- _Exercise inputs_
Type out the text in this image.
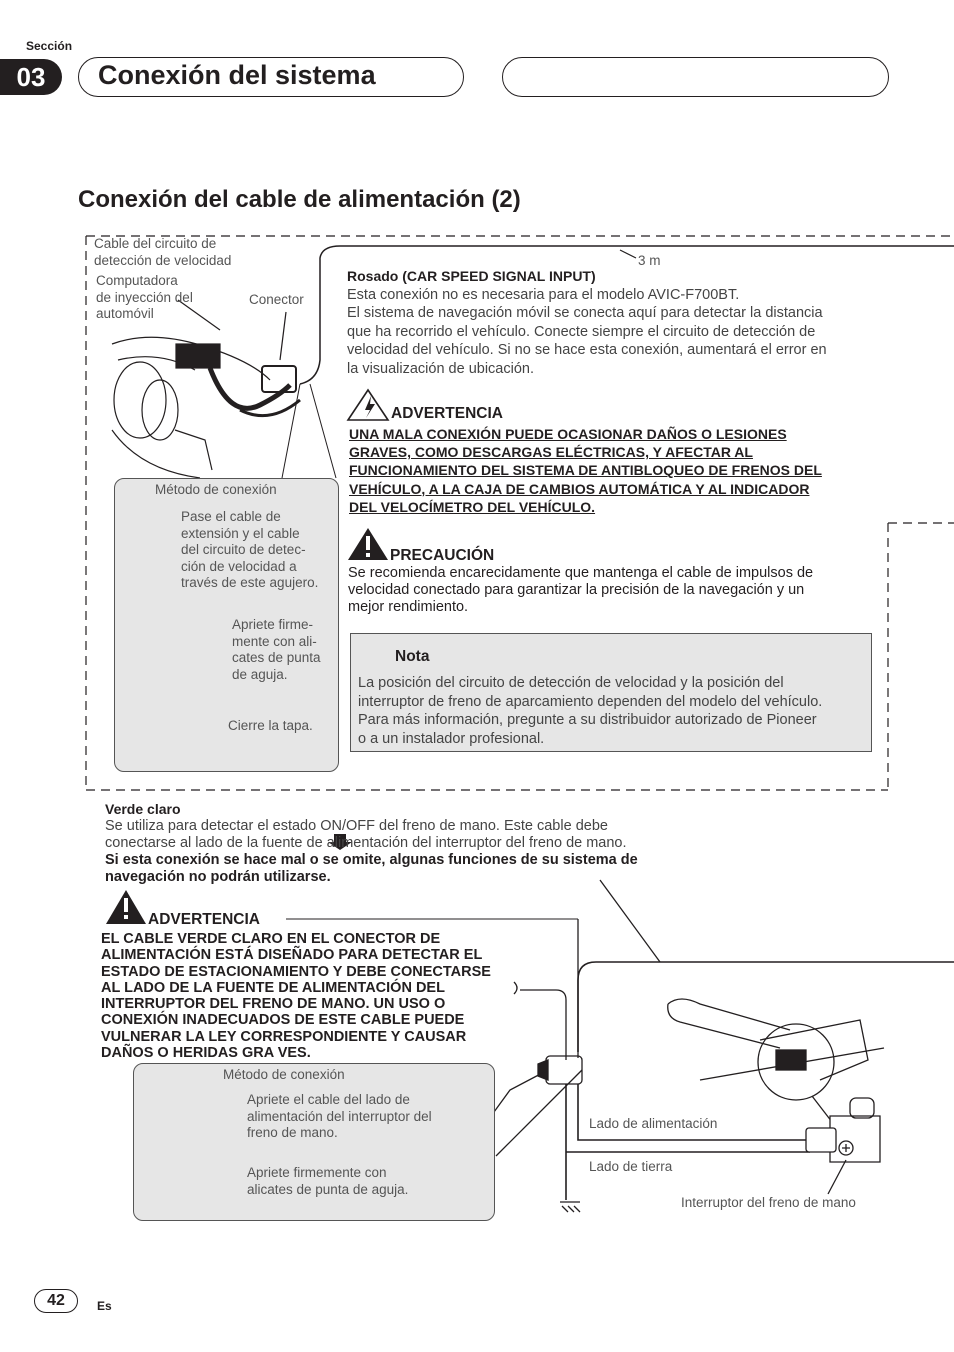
Sección
03	Conexión del sistema
Conexión del cable de alimentación (2)
Cable del circuito de
detección de velocidad
Computadora
de inyección del
automóvil
Conector
3 m
Método de conexión
Pase el cable de
extensión y el cable
del circuito de detec-
ción de velocidad a
través de este agujero.
Apriete firme-
mente con ali-
cates de punta
de aguja.
Cierre la tapa.
Rosado (CAR SPEED SIGNAL INPUT)
Esta conexión no es necesaria para el modelo AVIC-F700BT.
El sistema de navegación móvil se conecta aquí para detectar la distancia
que ha recorrido el vehículo. Conecte siempre el circuito de detección de
velocidad del vehículo. Si no se hace esta conexión, aumentará el error en
la visualización de ubicación.
ADVERTENCIA
UNA MALA CONEXIÓN PUEDE OCASIONAR DAÑOS O LESIONES
GRAVES, COMO DESCARGAS ELÉCTRICAS, Y AFECTAR AL
FUNCIONAMIENTO DEL SISTEMA DE ANTIBLOQUEO DE FRENOS DEL
VEHÍCULO, A LA CAJA DE CAMBIOS AUTOMÁTICA Y AL INDICADOR
DEL VELOCÍMETRO DEL VEHÍCULO.
PRECAUCIÓN
Se recomienda encarecidamente que mantenga el cable de impulsos de
velocidad conectado para garantizar la precisión de la navegación y un
mejor rendimiento.
Nota
La posición del circuito de detección de velocidad y la posición del
interruptor de freno de aparcamiento dependen del modelo del vehículo.
Para más información, pregunte a su distribuidor autorizado de Pioneer
o a un instalador profesional.
Verde claro
Se utiliza para detectar el estado ON/OFF del freno de mano. Este cable debe
conectarse al lado de la fuente de alimentación del interruptor del freno de mano.
Si esta conexión se hace mal o se omite, algunas funciones de su sistema de
navegación no podrán utilizarse.
ADVERTENCIA
EL CABLE VERDE CLARO EN EL CONECTOR DE
ALIMENTACIÓN ESTÁ DISEÑADO PARA DETECTAR EL
ESTADO DE ESTACIONAMIENTO Y DEBE CONECTARSE
AL LADO DE LA FUENTE DE ALIMENTACIÓN DEL
INTERRUPTOR DEL FRENO DE MANO. UN USO O
CONEXIÓN INADECUADOS DE ESTE CABLE PUEDE
VULNERAR LA LEY CORRESPONDIENTE Y CAUSAR
DAÑOS O HERIDAS GRA VES.
Método de conexión
Apriete el cable del lado de
alimentación del interruptor del
freno de mano.
Apriete firmemente con
alicates de punta de aguja.
Lado de alimentación
Lado de tierra
Interruptor del freno de mano
42	Es
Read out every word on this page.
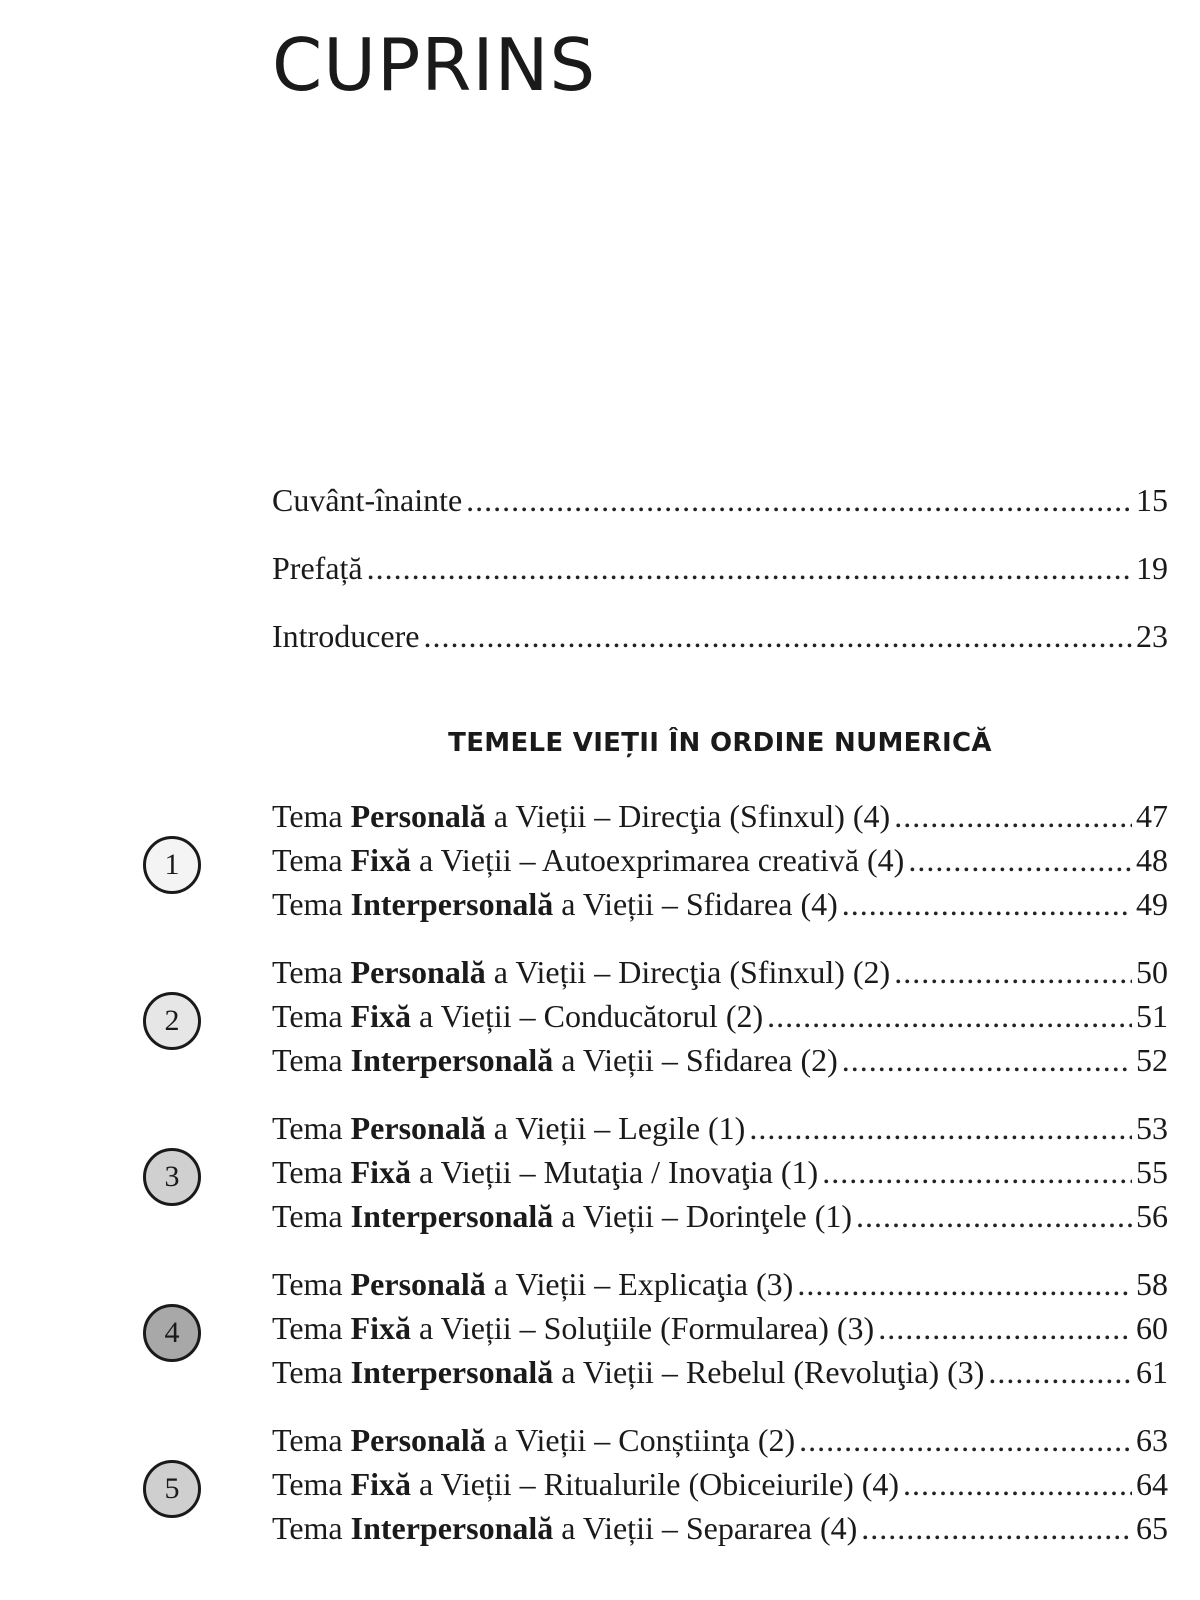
CUPRINS
Cuvânt-înainte .....	15
Prefață .....	19
Introducere .....	23
TEMELE VIEȚII ÎN ORDINE NUMERICĂ
1
Tema Personală a Vieții – Direcţia (Sfinxul) (4) .....	47
Tema Fixă a Vieții – Autoexprimarea creativă (4) .....	48
Tema Interpersonală a Vieții – Sfidarea (4) .....	49
2
Tema Personală a Vieții – Direcţia (Sfinxul) (2) .....	50
Tema Fixă a Vieții – Conducătorul (2) .....	51
Tema Interpersonală a Vieții – Sfidarea (2) .....	52
3
Tema Personală a Vieții – Legile (1) .....	53
Tema Fixă a Vieții – Mutaţia / Inovaţia (1) .....	55
Tema Interpersonală a Vieții – Dorinţele (1) .....	56
4
Tema Personală a Vieții – Explicaţia (3) .....	58
Tema Fixă a Vieții – Soluţiile (Formularea) (3) .....	60
Tema Interpersonală a Vieții – Rebelul (Revoluţia) (3) .....	61
5
Tema Personală a Vieții – Conștiinţa (2) .....	63
Tema Fixă a Vieții – Ritualurile (Obiceiurile) (4) .....	64
Tema Interpersonală a Vieții – Separarea (4) .....	65
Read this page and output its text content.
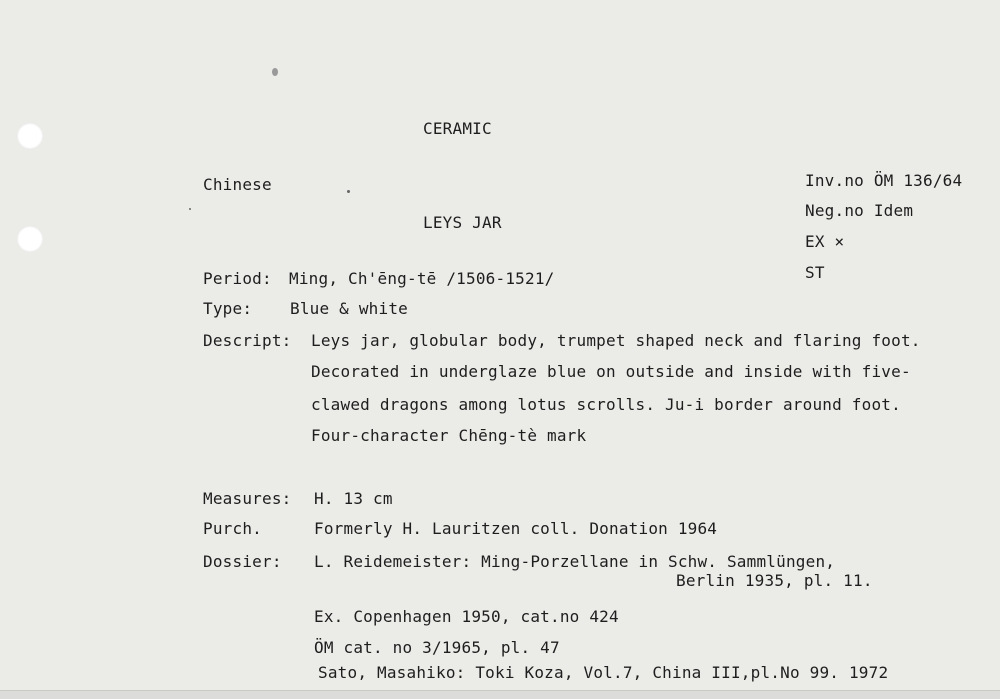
CERAMIC
Chinese
LEYS JAR
Inv.no ÖM 136/64
Neg.no Idem
EX ×
ST
Period: Ming, Ch'ēng-tē /1506-1521/
Type: Blue & white
Descript: Leys jar, globular body, trumpet shaped neck and flaring foot.
Decorated in underglaze blue on outside and inside with five-
clawed dragons among lotus scrolls. Ju-i border around foot.
Four-character Chēng-tè mark
Measures: H. 13 cm
Purch.	Formerly H. Lauritzen coll. Donation 1964
Dossier: L. Reidemeister: Ming-Porzellane in Schw. Sammlüngen,
Berlin 1935, pl. 11.
Ex. Copenhagen 1950, cat.no 424
ÖM cat. no 3/1965, pl. 47
Sato, Masahiko: Toki Koza, Vol.7, China III,pl.No 99. 1972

- _To do_
Pick up at the line that holds "Read this page and output its text content." and restate each line, word for word, through the last line of the entries. Include both end lines but none of the pictures.

- _Worked solution_
Read this page and output its text content.
CERAMIC
Chinese
LEYS JAR
Inv.no ÖM 136/64
Neg.no Idem
EX ×
ST
Period: Ming, Ch'ēng-tē /1506-1521/
Type: Blue & white
Descript: Leys jar, globular body, trumpet shaped neck and flaring foot.
Decorated in underglaze blue on outside and inside with five-
clawed dragons among lotus scrolls. Ju-i border around foot.
Four-character Chēng-tè mark
Measures: H. 13 cm
Purch.	Formerly H. Lauritzen coll. Donation 1964
Dossier: L. Reidemeister: Ming-Porzellane in Schw. Sammlüngen,
Berlin 1935, pl. 11.
Ex. Copenhagen 1950, cat.no 424
ÖM cat. no 3/1965, pl. 47
Sato, Masahiko: Toki Koza, Vol.7, China III,pl.No 99. 1972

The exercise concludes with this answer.